**Trecho selecionado:**

Dano extrapatrimonial
Esta previsão vem de encontro com o que vemos na prática perante o Poder Judiciário. Realmente evitará decisões judiciais em que às vezes o dano é concedido e às vezes o dano não é concedido, pois até o momento dependemos de uma análise apenas subjetiva por parte do juiz.
Trabalhador autônomo
Esta previsão veio para afastar o risco que as empresas sofrem ao contratarem autônomos e estes, posteriormente, ingressarem com processo trabalhista sob a alegação de configuração de vínculo empregatício. É muito comum termos inúmeros processos trabalhistas de autônomos que ingressam com pedido de reconhecimento de vínculo e, em muitos casos, os pedidos são julgados procedentes. Com esta previsão, ambas as partes terão expressa ciência que a contratação de autônomo não gera o vínculo empregatício.
Justiça do Trabalho
Esta previsão trata maior segurança jurídica para todos que ingressam no poder judiciário, pois evitara decisões dispares para causas idênticas.
Agir com má-fé
Esta previsão também beneficia todas as partes bem como o próprio poder judiciário. Inibirá que uma parte entre despropositadamente com um processo, sob pena de ser considerado litigante de má-fé.

Registros da posição dos elementos:
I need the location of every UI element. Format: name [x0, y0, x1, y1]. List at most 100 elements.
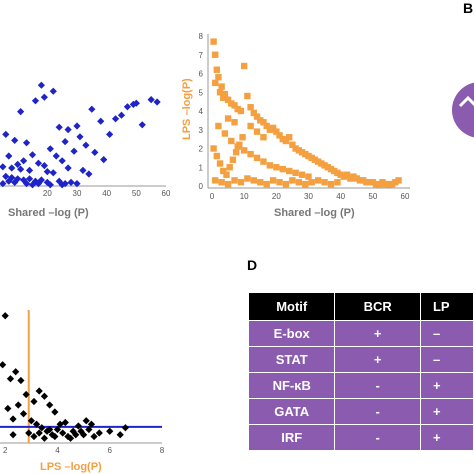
data-point	[232, 149, 240, 156]
y-tick-label: 5	[199, 88, 204, 97]
data-point	[318, 160, 325, 167]
data-point	[231, 102, 238, 109]
data-point	[388, 180, 396, 188]
y-tick-label: 7	[199, 51, 204, 60]
data-point	[87, 420, 96, 428]
x-axis-label: LPS –log(P)	[40, 461, 102, 473]
data-point	[302, 180, 309, 188]
data-point	[231, 119, 238, 126]
x-tick-label: 40	[336, 192, 345, 201]
table-row: STAT + –	[247, 346, 474, 373]
data-point	[64, 126, 72, 134]
data-point	[231, 177, 238, 184]
data-point	[35, 429, 43, 437]
data-point	[366, 179, 373, 186]
data-point	[356, 177, 364, 184]
cell-motif: GATA	[247, 398, 336, 425]
cell-motif: E-box	[247, 320, 336, 347]
data-point	[8, 164, 16, 172]
data-point	[340, 173, 348, 180]
data-point	[212, 51, 219, 58]
x-tick-label: 30	[304, 192, 313, 201]
data-point	[260, 158, 267, 165]
data-point	[327, 180, 335, 188]
data-point	[350, 173, 357, 180]
data-point	[215, 122, 222, 130]
data-point	[273, 164, 280, 171]
x-tick-label: 20	[43, 189, 52, 198]
data-point	[34, 159, 43, 167]
data-point	[212, 177, 219, 184]
data-point	[9, 415, 17, 423]
data-point	[314, 177, 322, 184]
data-point	[244, 92, 251, 100]
x-tick-label: 20	[272, 192, 281, 201]
panel-label-d: D	[247, 257, 257, 273]
data-point	[0, 180, 7, 188]
data-point	[308, 154, 315, 162]
data-point	[273, 128, 280, 135]
data-point	[321, 179, 328, 186]
x-tick-label: 60	[401, 192, 410, 201]
data-point	[218, 179, 225, 186]
data-point	[28, 151, 37, 159]
data-point	[240, 147, 248, 154]
data-point	[77, 427, 85, 435]
table-row: IRF - +	[247, 424, 474, 451]
data-point	[123, 103, 132, 111]
y-tick-label: 8	[199, 32, 204, 41]
data-point	[395, 177, 402, 184]
data-point	[35, 387, 43, 395]
data-point	[117, 111, 126, 119]
data-point	[224, 115, 232, 122]
table-row: E-box + –	[247, 320, 474, 347]
cell-motif: NF-κB	[247, 372, 336, 399]
data-point	[31, 97, 40, 105]
table-header-row: Motif BCR LP	[247, 292, 474, 321]
cell-motif: STAT	[247, 346, 336, 373]
data-point	[347, 175, 354, 182]
data-point	[257, 117, 264, 124]
data-point	[58, 181, 66, 189]
data-point	[266, 126, 274, 133]
data-point	[237, 107, 245, 115]
data-point	[305, 173, 312, 180]
panel-label-b: B	[463, 0, 473, 16]
data-point	[234, 105, 241, 113]
data-point	[43, 168, 51, 176]
data-point	[22, 139, 31, 147]
data-point	[250, 109, 258, 117]
data-point	[286, 134, 293, 141]
data-point	[216, 89, 224, 96]
data-point	[331, 167, 338, 175]
y-tick-label: 4	[199, 107, 204, 116]
data-point	[97, 117, 105, 125]
data-point	[260, 134, 267, 141]
data-point	[37, 81, 45, 89]
data-point	[220, 167, 227, 175]
data-point	[55, 123, 63, 131]
data-point	[53, 425, 62, 434]
data-point	[22, 180, 31, 188]
data-point	[51, 408, 59, 416]
data-point	[298, 149, 306, 156]
data-point	[229, 156, 237, 163]
data-point	[244, 175, 251, 182]
data-point	[253, 113, 261, 120]
data-point	[337, 171, 344, 178]
data-point	[5, 177, 13, 185]
data-point	[247, 150, 254, 158]
motif-table: Motif BCR LP E-box + – STAT + – NF-κB - …	[247, 292, 474, 451]
data-point	[224, 96, 232, 103]
data-point	[276, 132, 283, 139]
data-point	[224, 180, 232, 188]
diagram-circle	[452, 82, 474, 138]
data-point	[385, 180, 393, 188]
data-point	[263, 122, 270, 130]
data-point	[116, 431, 124, 439]
data-point	[17, 165, 25, 173]
data-point	[61, 138, 69, 146]
cell-bcr: -	[334, 424, 421, 451]
data-point	[218, 83, 225, 90]
x-tick-label: 6	[108, 446, 113, 455]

**Tarefas propostas:**
**A)** Responda com base no trecho selecionado:
(i) Até o momento, de que tipo de análise dependem as decisões sobre dano extrapatrimonial?
(ii) Que risco a previsão sobre trabalhador autônomo vem afastar?
(iii) Sob que pena uma parte fica inibida de entrar despropositadamente com um processo?
**B)** Reescreva a parte do trecho selecionado que começa em "Dano extrapatrimonial" e vai até "parte do juiz.", trocando "juiz" por "magistrado".

**Respostas das tarefas:**
**A)**
(i) De uma análise apenas subjetiva por parte do juiz.
(ii) O risco que as empresas sofrem ao contratarem autônomos que depois ingressam com processo trabalhista alegando vínculo empregatício.
(iii) Sob pena de ser considerada litigante de má-fé.

**B)**
Dano extrapatrimonial
Esta previsão vem de encontro com o que vemos na prática perante o Poder Judiciário. Realmente evitará decisões judiciais em que às vezes o dano é concedido e às vezes o dano não é concedido, pois até o momento dependemos de uma análise apenas subjetiva por parte do magistrado.